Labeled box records
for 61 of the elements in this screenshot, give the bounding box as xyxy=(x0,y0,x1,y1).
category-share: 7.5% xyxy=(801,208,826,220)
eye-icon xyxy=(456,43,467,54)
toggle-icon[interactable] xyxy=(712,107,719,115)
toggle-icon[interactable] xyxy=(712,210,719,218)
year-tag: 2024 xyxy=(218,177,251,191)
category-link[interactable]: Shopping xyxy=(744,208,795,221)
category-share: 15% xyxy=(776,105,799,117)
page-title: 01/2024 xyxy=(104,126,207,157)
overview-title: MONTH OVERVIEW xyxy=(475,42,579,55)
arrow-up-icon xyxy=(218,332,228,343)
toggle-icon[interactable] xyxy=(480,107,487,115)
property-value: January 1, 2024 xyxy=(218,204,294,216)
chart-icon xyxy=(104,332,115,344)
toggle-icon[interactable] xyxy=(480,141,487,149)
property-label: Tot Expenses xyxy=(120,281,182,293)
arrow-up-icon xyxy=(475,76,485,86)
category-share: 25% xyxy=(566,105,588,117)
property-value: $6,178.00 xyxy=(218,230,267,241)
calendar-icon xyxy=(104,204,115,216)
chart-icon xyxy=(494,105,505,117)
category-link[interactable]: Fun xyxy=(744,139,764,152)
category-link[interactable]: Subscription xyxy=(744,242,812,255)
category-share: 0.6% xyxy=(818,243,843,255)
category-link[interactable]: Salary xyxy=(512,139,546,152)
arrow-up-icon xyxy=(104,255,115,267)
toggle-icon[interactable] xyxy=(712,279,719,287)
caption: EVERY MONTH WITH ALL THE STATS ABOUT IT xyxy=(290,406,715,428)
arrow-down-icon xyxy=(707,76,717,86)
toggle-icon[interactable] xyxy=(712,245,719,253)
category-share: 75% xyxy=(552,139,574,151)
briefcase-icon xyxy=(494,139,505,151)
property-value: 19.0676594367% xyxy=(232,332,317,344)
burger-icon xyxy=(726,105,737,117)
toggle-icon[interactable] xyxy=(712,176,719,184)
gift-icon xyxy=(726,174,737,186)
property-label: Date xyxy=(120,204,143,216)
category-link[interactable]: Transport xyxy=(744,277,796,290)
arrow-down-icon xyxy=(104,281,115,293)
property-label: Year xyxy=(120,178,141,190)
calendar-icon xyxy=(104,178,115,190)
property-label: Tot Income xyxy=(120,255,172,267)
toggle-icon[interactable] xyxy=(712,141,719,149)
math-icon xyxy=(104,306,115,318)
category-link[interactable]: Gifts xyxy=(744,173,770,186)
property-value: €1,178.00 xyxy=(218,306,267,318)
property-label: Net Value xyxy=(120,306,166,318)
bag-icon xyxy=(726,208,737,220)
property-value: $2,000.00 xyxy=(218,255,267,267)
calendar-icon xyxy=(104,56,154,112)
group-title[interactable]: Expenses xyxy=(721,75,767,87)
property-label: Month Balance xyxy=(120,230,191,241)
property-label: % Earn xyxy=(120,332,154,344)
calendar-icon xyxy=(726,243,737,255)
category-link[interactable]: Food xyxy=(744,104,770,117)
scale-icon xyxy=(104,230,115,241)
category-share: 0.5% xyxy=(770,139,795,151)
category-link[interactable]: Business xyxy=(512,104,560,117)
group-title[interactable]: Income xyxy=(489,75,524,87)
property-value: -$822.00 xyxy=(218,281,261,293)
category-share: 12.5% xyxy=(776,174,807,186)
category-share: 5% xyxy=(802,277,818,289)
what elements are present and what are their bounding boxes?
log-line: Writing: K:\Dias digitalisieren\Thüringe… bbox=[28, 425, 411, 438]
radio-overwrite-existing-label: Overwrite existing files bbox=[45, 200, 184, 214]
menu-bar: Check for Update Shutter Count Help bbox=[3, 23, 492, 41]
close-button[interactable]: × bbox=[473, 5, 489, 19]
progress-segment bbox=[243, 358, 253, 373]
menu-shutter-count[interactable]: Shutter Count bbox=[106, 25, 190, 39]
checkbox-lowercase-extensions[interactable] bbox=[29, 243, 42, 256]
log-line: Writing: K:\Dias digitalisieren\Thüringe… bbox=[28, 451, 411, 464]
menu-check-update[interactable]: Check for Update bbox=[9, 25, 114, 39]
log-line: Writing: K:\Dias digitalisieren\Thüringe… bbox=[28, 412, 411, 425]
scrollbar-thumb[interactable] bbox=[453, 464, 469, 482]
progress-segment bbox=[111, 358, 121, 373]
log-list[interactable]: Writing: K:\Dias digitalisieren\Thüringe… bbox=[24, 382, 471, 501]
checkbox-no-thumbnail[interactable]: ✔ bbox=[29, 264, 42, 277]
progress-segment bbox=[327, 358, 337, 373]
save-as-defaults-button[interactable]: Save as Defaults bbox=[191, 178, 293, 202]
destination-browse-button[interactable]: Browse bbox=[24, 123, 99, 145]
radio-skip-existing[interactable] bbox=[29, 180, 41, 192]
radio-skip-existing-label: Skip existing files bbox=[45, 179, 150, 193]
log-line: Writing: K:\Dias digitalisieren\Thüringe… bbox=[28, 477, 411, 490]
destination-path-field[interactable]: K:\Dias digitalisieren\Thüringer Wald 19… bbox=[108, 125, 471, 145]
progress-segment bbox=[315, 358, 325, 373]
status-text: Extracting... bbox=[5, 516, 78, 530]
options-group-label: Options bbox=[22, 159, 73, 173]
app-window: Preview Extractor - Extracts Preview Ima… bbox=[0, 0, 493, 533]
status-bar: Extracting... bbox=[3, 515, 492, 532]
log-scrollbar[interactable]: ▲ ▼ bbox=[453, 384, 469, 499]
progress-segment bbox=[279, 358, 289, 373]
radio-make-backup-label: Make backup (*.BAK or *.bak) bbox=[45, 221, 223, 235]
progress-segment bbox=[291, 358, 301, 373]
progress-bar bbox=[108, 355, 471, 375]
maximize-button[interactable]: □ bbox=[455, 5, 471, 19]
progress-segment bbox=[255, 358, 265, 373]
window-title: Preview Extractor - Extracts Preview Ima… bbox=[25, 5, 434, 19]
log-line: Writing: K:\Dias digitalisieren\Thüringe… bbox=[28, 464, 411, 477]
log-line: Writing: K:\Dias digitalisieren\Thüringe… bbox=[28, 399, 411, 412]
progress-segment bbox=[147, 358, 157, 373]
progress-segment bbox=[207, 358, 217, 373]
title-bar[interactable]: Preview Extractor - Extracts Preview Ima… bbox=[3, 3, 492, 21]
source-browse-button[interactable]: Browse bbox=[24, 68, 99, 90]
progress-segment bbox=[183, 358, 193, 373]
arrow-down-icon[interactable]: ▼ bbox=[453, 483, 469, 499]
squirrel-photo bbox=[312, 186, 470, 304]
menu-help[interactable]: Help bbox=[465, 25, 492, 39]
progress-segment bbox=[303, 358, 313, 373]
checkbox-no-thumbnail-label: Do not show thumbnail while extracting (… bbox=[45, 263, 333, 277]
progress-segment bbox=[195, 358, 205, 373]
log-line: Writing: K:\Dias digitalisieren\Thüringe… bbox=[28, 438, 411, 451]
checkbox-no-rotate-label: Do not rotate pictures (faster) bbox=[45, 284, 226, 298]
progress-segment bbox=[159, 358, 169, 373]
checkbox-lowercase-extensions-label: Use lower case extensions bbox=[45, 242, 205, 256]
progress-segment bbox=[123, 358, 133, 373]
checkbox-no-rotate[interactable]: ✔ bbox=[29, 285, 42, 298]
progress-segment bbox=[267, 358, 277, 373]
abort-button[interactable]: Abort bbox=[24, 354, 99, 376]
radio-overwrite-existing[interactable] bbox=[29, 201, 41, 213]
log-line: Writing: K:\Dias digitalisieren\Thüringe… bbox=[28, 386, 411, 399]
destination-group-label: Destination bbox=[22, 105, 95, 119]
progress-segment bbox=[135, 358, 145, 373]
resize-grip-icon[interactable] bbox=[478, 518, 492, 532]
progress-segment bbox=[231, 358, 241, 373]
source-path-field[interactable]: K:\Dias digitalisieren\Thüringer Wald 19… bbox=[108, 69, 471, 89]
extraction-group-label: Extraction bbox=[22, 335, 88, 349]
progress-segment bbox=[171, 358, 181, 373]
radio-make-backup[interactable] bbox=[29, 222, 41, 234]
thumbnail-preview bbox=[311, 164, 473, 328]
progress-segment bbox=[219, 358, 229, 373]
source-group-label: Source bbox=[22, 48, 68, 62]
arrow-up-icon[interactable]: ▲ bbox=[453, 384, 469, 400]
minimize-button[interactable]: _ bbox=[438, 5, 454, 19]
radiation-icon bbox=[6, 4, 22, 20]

SHORT PROBLEM: Reproduce the lines from the first one through the line that contains "overview-title: MONTH OVERVIEW", inclusive.

SOLUTION:
for 61 of the elements in this screenshot, give the bounding box as xyxy=(x0,y0,x1,y1).
category-share: 7.5% xyxy=(801,208,826,220)
eye-icon xyxy=(456,43,467,54)
toggle-icon[interactable] xyxy=(712,107,719,115)
toggle-icon[interactable] xyxy=(712,210,719,218)
year-tag: 2024 xyxy=(218,177,251,191)
category-link[interactable]: Shopping xyxy=(744,208,795,221)
category-share: 15% xyxy=(776,105,799,117)
page-title: 01/2024 xyxy=(104,126,207,157)
overview-title: MONTH OVERVIEW xyxy=(475,42,579,55)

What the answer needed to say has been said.